--- Begin DATA ---

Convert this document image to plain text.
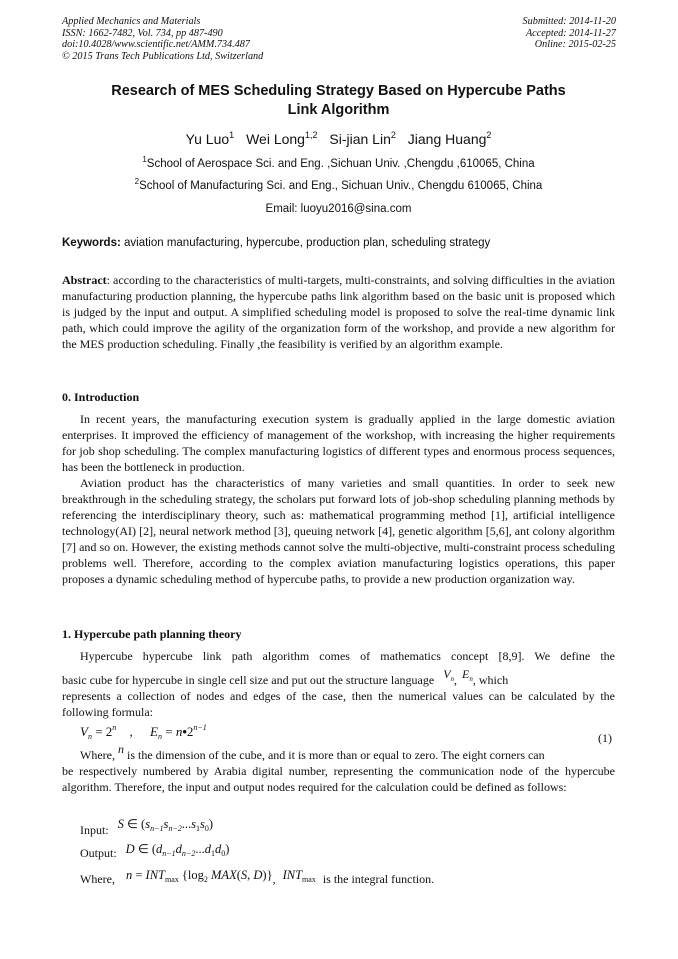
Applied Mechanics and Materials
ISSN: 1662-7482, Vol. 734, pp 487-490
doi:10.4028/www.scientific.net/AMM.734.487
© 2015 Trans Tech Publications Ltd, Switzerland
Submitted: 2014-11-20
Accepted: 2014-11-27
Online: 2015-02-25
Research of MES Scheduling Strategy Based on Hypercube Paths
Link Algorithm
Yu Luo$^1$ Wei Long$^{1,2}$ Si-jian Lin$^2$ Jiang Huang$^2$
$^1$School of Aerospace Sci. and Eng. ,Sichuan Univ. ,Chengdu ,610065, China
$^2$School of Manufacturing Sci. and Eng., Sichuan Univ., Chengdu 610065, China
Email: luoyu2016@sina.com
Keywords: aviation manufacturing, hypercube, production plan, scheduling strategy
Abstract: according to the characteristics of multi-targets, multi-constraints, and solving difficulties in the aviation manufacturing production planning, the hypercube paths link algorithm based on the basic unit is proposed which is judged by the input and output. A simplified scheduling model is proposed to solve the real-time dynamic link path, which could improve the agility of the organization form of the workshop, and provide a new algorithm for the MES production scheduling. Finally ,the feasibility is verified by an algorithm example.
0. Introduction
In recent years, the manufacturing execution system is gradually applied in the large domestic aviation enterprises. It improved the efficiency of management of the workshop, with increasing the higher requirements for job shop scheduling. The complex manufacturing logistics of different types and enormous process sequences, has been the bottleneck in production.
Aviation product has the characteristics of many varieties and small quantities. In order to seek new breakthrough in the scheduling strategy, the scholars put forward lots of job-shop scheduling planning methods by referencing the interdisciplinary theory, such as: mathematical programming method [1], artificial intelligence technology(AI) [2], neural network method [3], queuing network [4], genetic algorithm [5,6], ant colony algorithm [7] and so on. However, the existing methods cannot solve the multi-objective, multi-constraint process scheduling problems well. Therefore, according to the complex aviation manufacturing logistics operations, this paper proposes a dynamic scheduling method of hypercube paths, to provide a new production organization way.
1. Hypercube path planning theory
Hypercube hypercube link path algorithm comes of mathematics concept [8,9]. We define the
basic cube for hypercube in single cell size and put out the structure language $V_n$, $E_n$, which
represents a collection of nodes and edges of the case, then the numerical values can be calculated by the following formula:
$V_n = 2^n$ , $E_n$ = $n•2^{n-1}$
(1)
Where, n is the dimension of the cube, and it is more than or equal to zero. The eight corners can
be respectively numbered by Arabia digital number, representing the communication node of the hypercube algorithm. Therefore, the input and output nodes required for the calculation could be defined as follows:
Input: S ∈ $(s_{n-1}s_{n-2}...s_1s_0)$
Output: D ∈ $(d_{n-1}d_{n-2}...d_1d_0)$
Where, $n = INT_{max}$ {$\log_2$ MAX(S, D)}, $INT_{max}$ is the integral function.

--- End DATA ---
--- Begin DATA ---

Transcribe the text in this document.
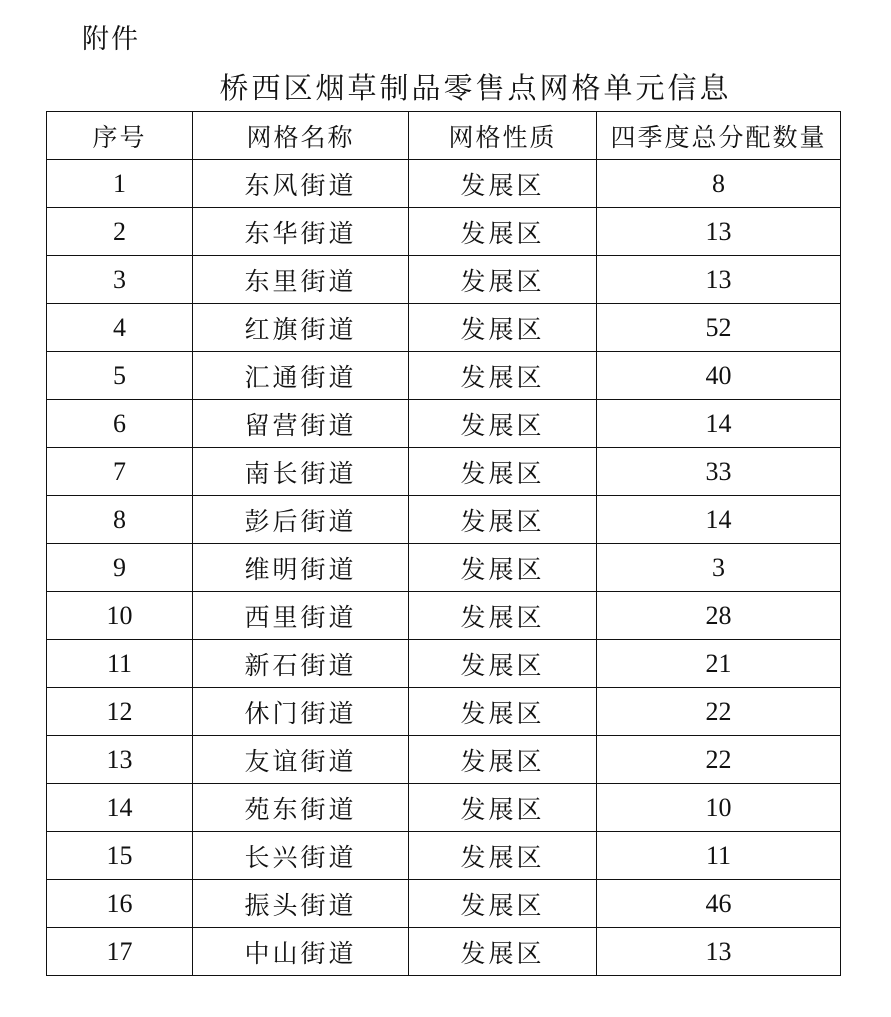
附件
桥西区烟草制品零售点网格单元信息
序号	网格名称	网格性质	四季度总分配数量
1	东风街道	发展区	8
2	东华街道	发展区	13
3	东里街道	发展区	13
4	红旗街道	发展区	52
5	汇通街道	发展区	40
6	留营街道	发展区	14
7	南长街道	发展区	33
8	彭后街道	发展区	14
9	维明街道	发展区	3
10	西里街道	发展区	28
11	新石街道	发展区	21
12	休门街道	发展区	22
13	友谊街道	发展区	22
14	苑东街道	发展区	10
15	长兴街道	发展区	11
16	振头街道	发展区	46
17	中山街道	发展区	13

--- End DATA ---
--- Begin DATA ---

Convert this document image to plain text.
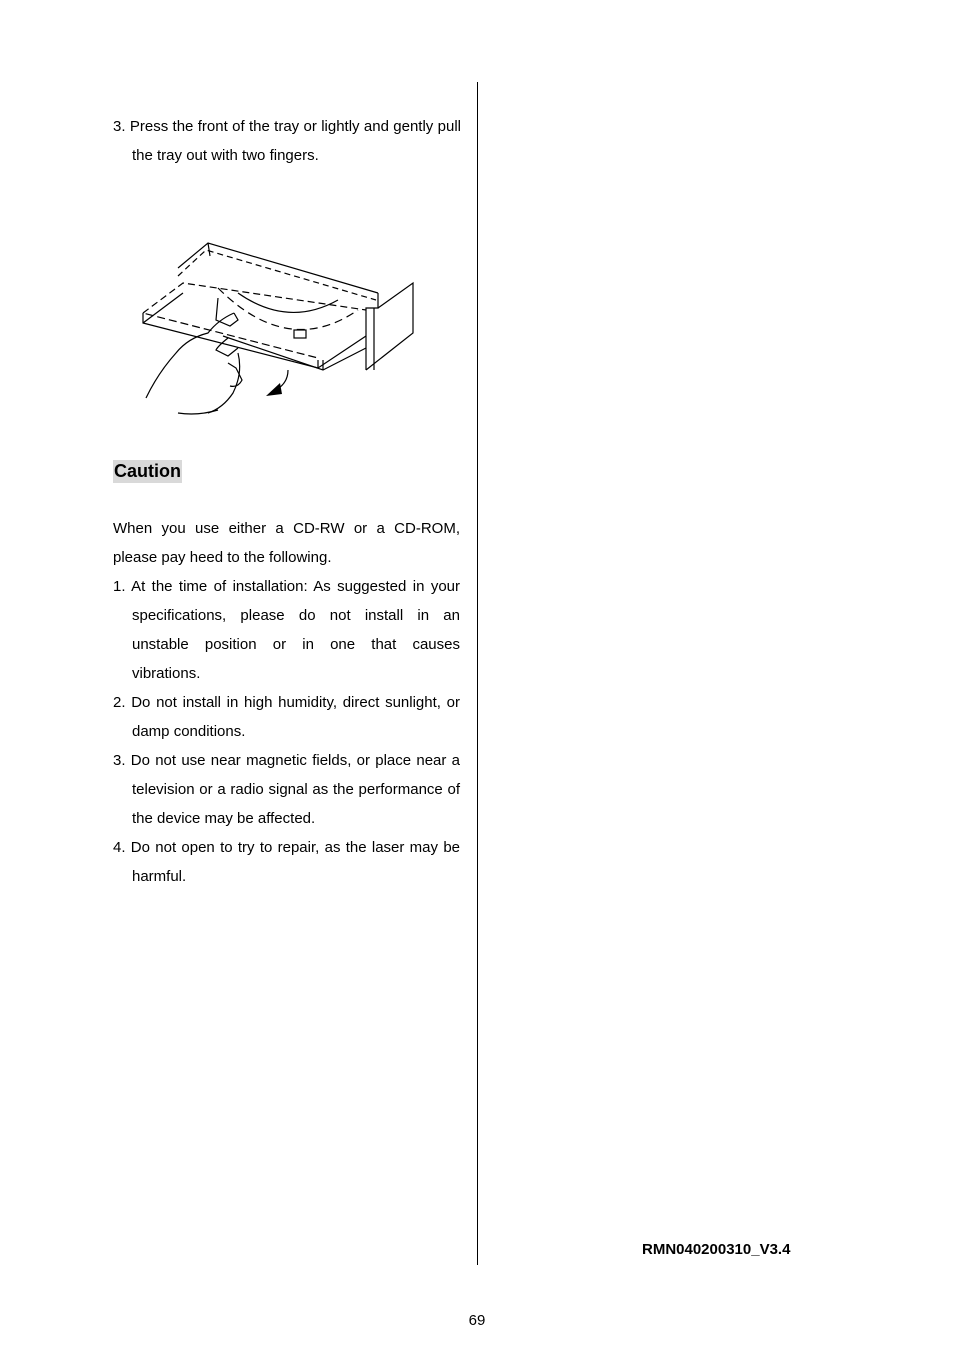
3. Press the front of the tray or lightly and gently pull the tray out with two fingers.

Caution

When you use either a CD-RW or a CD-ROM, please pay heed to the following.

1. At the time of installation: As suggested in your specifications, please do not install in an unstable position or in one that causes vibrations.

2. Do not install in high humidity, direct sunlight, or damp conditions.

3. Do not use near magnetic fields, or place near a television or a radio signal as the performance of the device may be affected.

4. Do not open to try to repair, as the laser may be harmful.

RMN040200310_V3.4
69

--- End DATA ---

WHAT YOU ARE ASKED TO DO: All lines in the data that contain the word "Where" should be copied.

EXERCISE SOLUTION:
Where, n is the dimension of the cube, and it is more than or equal to zero. The eight corners can
Where, $n = INT_{max}$ {$\log_2$ MAX(S, D)}, $INT_{max}$ is the integral function.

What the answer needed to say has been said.